EXERCISE INSTRUCTIONS | Extract every line from the records below that contains the word "комиссии".

Data excerpts
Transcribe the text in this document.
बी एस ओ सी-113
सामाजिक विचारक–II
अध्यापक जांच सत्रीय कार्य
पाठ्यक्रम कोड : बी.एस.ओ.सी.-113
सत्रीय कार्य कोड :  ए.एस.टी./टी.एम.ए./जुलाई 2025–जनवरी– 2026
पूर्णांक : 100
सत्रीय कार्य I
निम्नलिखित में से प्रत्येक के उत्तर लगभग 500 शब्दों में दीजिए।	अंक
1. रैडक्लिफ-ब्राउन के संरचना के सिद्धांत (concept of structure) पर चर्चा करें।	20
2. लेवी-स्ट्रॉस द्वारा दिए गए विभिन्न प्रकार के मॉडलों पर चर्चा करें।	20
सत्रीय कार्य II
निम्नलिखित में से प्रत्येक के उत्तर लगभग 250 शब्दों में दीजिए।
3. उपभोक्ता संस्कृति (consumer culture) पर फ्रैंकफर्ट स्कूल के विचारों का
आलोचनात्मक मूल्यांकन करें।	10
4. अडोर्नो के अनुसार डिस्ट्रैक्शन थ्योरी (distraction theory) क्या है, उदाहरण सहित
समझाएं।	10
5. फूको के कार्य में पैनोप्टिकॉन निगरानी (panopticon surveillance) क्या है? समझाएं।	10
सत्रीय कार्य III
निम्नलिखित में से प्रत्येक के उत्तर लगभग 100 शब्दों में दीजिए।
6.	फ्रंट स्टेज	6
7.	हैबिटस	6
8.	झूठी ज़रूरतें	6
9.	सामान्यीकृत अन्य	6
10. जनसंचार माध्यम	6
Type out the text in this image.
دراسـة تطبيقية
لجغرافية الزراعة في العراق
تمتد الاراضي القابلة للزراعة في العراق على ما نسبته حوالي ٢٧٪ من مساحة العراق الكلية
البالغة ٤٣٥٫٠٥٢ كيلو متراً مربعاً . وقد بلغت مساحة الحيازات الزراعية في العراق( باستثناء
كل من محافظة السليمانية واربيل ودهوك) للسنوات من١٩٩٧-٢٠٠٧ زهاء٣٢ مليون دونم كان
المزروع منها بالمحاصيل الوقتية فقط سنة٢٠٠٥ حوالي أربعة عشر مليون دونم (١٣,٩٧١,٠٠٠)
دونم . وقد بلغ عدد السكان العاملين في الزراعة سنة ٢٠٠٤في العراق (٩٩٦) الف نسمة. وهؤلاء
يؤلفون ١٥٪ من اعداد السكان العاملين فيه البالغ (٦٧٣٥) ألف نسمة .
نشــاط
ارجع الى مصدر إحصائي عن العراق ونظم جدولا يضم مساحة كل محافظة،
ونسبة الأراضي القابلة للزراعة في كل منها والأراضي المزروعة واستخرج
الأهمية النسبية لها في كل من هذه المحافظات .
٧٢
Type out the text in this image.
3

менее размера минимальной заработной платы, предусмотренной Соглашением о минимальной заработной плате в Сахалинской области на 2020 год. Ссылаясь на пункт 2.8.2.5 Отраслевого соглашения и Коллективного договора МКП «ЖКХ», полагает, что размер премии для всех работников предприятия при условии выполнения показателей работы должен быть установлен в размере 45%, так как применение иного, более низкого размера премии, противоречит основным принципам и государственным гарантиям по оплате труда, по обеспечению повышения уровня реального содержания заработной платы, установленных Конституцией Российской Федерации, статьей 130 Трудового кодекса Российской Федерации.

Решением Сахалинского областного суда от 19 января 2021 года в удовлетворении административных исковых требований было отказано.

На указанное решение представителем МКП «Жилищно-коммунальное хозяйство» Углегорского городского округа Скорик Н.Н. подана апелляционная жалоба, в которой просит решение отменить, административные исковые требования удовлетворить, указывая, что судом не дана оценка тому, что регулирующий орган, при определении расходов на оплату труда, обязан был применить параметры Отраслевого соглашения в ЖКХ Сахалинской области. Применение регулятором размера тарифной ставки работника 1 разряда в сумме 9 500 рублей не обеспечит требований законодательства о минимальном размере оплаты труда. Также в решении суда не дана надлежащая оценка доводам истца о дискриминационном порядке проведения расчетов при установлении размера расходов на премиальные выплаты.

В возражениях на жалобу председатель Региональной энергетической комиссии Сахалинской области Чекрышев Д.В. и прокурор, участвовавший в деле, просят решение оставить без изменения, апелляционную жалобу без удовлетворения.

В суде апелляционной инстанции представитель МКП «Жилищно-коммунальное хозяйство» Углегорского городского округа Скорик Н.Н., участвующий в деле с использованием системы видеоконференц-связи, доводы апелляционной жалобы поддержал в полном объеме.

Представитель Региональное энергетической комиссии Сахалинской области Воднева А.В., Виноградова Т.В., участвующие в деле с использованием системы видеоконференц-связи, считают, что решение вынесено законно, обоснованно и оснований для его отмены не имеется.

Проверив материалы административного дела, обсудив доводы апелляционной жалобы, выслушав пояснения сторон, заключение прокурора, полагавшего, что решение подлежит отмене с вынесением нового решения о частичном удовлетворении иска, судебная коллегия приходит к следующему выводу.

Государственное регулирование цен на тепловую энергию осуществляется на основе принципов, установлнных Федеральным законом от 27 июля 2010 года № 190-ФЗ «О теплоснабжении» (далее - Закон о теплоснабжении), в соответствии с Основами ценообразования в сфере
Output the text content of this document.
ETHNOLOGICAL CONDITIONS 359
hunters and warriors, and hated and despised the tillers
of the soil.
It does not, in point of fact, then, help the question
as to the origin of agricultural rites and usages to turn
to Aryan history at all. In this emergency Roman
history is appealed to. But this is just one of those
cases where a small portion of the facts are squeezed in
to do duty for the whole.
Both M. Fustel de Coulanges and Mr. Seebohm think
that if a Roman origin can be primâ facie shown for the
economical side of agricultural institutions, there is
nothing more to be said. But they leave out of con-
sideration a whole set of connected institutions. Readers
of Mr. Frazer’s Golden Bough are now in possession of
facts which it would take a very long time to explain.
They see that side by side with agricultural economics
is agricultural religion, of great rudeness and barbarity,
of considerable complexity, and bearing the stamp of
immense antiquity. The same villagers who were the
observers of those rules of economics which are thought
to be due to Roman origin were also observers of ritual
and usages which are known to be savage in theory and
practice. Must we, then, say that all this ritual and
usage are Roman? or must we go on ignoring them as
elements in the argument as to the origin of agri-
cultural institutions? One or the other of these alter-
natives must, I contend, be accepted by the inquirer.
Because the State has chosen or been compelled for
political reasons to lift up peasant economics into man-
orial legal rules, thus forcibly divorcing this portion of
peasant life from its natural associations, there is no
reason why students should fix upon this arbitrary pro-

EXERCISE ANSWER |
В возражениях на жалобу председатель Региональной энергетической комиссии Сахалинской области Чекрышев Д.В. и прокурор, участвовавший в деле, просят решение оставить без изменения, апелляционную жалобу без удовлетворения.
Представитель Региональное энергетической комиссии Сахалинской области Воднева А.В., Виноградова Т.В., участвующие в деле с использованием системы видеоконференц-связи, считают, что решение вынесено законно, обоснованно и оснований для его отмены не имеется.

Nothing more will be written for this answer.